SET EXERCISE: For the data below, report only the number of lines containing the string "Research".

SOURCE DATA:
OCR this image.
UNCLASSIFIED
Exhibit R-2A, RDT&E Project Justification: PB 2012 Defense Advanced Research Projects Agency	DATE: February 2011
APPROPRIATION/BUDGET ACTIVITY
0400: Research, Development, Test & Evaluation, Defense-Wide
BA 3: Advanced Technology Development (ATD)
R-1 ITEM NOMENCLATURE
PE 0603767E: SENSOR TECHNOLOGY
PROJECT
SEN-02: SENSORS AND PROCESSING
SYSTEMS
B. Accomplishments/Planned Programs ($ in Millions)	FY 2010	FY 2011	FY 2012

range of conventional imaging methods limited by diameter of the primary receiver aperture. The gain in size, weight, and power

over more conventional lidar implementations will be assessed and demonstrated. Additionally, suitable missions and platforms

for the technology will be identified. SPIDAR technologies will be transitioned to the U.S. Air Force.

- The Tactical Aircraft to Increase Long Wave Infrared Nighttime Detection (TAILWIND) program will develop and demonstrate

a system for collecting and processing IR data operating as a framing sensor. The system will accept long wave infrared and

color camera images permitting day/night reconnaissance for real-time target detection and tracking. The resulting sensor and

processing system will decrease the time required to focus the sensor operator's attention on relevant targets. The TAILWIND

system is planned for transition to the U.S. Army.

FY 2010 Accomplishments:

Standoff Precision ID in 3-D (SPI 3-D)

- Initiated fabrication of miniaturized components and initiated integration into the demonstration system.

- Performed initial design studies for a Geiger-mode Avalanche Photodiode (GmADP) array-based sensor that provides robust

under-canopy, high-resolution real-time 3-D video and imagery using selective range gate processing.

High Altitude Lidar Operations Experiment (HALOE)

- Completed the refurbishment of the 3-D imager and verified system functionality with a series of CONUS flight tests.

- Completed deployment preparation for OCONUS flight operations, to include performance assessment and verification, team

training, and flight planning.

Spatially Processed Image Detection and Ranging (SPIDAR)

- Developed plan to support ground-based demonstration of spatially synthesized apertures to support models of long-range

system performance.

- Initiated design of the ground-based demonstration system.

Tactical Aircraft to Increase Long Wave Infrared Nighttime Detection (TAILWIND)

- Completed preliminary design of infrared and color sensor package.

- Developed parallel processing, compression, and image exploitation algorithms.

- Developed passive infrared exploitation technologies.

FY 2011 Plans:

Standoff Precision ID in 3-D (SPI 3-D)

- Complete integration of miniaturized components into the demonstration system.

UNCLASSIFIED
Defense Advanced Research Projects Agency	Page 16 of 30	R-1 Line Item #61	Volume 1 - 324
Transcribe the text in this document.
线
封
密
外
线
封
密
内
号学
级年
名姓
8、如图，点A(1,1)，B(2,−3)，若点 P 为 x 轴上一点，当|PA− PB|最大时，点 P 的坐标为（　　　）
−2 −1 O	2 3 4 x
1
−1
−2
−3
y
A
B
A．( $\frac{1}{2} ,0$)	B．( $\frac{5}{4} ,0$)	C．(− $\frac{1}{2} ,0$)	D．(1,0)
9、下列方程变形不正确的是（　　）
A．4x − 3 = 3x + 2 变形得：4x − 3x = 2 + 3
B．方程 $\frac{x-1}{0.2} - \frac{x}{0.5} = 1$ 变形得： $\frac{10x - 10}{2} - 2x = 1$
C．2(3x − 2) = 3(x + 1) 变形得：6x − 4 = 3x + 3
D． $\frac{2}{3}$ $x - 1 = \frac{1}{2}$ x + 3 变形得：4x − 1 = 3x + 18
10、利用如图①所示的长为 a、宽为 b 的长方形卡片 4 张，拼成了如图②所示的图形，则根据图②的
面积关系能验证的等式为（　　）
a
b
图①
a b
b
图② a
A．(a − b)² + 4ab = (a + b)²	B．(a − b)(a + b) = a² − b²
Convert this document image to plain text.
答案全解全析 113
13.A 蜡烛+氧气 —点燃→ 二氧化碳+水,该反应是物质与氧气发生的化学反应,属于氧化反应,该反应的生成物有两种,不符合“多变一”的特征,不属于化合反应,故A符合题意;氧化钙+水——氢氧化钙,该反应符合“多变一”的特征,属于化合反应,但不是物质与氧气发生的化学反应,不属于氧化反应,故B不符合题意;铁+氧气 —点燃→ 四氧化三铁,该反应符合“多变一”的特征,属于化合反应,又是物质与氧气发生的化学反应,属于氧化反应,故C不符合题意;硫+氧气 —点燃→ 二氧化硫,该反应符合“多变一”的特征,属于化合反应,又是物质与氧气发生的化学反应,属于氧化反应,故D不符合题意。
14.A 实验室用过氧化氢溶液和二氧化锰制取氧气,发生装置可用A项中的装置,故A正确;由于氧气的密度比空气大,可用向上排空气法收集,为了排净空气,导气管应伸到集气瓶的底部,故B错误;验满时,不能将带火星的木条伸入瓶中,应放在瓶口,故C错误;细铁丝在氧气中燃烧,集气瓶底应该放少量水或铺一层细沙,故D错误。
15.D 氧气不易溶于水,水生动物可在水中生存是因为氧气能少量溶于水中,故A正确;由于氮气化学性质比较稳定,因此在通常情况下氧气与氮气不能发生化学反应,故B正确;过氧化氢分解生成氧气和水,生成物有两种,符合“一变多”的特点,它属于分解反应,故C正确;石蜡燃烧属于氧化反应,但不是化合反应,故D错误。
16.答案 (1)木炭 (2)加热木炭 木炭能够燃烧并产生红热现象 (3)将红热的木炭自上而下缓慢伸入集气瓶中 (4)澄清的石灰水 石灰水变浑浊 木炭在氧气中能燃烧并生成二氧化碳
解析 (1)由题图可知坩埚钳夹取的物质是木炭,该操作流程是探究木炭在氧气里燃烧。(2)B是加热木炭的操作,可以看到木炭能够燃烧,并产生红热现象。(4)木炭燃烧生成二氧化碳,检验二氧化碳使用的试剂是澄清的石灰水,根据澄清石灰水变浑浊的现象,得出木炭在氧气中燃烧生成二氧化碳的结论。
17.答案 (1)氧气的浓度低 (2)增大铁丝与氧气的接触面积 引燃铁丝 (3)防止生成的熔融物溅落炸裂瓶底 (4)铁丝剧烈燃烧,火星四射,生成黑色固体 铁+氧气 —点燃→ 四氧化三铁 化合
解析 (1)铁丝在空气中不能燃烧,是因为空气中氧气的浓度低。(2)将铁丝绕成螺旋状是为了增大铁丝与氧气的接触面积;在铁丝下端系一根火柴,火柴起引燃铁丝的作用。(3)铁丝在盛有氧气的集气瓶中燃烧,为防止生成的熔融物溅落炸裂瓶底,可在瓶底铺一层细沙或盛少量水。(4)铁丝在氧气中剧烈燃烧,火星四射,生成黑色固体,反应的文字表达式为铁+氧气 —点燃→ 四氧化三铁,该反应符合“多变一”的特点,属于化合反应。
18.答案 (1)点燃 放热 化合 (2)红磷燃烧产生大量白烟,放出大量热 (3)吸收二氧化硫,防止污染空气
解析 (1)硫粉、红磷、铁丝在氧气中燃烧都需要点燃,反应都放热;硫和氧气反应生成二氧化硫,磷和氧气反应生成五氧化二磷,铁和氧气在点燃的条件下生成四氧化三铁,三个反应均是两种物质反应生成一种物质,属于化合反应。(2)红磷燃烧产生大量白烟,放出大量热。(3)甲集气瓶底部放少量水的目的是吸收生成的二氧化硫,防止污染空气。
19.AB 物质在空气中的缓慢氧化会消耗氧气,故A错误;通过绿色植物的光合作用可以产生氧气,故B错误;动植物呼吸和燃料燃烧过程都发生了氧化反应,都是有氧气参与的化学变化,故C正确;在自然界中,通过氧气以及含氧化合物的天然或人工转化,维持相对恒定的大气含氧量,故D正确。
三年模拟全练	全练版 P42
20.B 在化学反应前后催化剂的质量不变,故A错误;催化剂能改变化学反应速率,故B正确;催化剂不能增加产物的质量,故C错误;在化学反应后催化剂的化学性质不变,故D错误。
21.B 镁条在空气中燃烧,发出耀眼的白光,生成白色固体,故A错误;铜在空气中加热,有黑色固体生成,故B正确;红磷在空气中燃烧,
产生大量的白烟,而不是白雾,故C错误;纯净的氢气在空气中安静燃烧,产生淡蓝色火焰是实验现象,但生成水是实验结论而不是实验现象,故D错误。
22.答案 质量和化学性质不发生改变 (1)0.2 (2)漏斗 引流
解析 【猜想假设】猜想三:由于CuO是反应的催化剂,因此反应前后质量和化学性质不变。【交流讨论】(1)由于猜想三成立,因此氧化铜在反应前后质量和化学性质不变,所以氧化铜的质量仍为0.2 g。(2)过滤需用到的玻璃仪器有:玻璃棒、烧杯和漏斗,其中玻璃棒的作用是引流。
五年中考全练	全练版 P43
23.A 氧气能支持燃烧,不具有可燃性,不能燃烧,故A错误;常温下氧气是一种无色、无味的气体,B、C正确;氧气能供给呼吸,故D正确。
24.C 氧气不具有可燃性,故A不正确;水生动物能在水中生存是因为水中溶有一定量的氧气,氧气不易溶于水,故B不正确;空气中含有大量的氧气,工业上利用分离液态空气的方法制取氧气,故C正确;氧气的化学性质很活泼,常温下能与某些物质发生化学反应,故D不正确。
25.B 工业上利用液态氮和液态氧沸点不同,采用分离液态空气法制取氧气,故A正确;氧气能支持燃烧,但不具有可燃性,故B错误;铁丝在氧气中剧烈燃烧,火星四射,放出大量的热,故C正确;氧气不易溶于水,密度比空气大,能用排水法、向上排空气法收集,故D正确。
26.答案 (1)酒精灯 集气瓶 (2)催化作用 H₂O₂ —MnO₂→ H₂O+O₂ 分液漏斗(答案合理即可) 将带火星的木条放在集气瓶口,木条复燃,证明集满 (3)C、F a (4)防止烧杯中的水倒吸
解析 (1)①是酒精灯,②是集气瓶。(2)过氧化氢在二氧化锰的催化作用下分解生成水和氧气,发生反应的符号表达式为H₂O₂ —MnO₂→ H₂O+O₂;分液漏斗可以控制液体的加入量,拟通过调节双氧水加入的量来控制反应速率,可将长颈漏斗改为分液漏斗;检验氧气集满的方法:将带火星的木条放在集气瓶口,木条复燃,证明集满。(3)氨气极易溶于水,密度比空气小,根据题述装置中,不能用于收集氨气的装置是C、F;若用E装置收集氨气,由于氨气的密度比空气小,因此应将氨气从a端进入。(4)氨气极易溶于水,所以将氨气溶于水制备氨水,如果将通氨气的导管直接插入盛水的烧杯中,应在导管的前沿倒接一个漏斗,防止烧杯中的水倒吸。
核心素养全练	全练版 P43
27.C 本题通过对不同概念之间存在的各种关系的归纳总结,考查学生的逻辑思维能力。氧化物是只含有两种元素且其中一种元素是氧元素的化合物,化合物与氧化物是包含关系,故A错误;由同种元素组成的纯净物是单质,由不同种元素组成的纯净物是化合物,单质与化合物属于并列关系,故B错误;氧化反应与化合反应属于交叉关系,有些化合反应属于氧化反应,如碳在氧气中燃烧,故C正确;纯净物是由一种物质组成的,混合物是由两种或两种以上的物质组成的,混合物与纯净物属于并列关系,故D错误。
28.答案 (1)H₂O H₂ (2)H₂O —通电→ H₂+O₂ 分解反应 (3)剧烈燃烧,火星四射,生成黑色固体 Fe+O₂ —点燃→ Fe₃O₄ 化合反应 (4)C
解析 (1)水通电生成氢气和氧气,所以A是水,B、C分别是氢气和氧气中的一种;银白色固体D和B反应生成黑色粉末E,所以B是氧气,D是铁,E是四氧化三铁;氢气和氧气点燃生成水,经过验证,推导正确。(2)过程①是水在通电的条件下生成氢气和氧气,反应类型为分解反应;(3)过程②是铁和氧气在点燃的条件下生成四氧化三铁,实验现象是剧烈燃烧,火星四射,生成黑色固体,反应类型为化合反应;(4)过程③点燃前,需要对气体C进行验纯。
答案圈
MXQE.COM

SOLUTION FOR THIS TASK: 3